--- Begin RECORD EXCERPTS ---

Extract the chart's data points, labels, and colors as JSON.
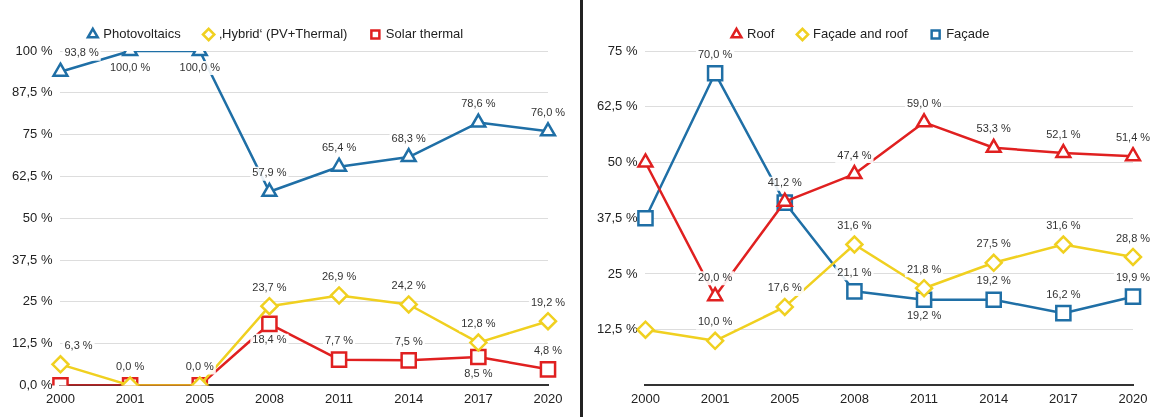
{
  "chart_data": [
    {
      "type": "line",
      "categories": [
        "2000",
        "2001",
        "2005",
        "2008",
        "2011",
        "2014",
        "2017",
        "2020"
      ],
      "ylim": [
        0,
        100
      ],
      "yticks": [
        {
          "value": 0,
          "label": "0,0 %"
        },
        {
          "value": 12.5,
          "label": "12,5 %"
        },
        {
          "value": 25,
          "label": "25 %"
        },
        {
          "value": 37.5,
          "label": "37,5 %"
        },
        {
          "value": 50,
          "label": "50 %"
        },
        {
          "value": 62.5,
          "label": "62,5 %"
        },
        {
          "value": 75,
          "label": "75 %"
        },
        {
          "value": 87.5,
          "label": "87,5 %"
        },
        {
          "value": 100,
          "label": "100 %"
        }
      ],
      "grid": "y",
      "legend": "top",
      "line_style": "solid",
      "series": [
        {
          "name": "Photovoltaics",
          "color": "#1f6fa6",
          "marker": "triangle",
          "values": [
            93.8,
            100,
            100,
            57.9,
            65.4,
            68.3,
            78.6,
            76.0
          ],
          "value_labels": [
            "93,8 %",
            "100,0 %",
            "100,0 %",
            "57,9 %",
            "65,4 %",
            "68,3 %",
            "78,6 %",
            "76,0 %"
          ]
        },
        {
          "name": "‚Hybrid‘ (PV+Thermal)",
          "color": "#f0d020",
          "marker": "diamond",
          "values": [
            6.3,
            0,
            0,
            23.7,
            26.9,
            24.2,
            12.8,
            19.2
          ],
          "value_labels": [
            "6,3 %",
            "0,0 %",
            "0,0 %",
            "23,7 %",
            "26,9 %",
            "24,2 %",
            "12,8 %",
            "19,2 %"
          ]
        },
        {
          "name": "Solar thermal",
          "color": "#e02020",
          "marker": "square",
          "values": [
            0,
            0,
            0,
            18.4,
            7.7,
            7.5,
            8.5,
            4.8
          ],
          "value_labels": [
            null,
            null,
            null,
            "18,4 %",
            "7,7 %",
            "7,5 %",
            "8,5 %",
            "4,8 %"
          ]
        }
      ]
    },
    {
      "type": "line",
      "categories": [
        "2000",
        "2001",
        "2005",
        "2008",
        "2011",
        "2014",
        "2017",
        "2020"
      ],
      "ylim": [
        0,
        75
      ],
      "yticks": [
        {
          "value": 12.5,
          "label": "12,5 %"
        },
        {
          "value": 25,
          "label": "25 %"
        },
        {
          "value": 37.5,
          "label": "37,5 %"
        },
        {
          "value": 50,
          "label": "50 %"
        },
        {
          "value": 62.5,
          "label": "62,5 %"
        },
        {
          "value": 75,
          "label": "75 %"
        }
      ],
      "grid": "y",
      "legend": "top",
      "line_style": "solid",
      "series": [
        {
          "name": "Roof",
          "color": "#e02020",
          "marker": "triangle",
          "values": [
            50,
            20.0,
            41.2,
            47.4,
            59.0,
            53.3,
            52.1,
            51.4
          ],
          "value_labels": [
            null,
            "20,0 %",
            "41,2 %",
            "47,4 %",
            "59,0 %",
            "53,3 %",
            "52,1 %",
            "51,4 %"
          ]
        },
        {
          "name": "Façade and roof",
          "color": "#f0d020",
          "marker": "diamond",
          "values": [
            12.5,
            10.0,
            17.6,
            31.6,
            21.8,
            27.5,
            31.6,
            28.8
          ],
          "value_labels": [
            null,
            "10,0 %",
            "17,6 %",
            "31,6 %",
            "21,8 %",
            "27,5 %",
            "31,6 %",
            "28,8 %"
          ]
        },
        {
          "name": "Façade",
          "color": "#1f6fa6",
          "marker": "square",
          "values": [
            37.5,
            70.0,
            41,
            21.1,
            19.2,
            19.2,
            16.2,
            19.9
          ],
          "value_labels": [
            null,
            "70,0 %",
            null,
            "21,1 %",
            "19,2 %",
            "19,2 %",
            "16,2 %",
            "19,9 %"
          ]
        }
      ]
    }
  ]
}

--- End RECORD EXCERPTS ---
--- Begin RECORD EXCERPTS ---

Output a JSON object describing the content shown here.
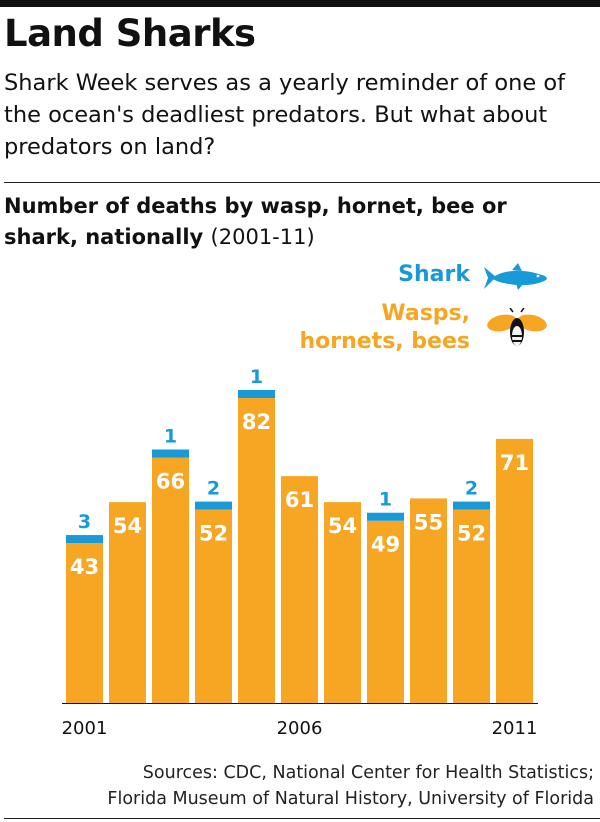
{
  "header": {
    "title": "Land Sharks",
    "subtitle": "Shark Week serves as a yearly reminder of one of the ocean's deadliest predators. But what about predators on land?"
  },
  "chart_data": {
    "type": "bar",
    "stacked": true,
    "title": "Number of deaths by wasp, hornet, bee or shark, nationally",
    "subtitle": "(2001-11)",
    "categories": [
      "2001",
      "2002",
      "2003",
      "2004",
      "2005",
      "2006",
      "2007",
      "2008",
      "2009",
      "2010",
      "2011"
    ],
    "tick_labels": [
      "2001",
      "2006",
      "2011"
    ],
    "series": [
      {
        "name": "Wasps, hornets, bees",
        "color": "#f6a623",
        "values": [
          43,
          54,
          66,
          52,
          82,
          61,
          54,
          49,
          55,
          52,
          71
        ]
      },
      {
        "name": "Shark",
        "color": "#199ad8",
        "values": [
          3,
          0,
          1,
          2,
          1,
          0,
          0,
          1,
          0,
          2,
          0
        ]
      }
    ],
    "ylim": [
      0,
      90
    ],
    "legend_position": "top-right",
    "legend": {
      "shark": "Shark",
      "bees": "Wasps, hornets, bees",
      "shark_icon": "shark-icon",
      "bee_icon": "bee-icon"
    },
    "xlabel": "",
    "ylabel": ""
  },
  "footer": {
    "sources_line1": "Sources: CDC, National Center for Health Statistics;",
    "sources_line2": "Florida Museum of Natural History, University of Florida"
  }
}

--- End RECORD EXCERPTS ---

Pull out every line containing "Wasps".

**RESPONSE TO THIS EXERCISE**:
        "name": "Wasps, hornets, bees",
      "bees": "Wasps, hornets, bees",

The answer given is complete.